▶ [Extracted records]

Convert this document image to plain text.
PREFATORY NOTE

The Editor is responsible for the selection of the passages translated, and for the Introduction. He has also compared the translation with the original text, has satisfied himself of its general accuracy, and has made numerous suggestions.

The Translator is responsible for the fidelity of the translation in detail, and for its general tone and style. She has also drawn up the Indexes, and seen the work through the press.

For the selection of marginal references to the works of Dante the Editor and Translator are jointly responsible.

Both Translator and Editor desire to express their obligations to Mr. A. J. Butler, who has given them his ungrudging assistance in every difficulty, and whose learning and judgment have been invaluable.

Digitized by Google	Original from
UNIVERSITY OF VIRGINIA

▶ [Task brief] Every record should be given again exactly.

▶ [In response]
Convert this document image to plain text.
PREFATORY NOTE

The Editor is responsible for the selection of the passages translated, and for the Introduction. He has also compared the translation with the original text, has satisfied himself of its general accuracy, and has made numerous suggestions.

The Translator is responsible for the fidelity of the translation in detail, and for its general tone and style. She has also drawn up the Indexes, and seen the work through the press.

For the selection of marginal references to the works of Dante the Editor and Translator are jointly responsible.

Both Translator and Editor desire to express their obligations to Mr. A. J. Butler, who has given them his ungrudging assistance in every difficulty, and whose learning and judgment have been invaluable.

Digitized by Google	Original from
UNIVERSITY OF VIRGINIA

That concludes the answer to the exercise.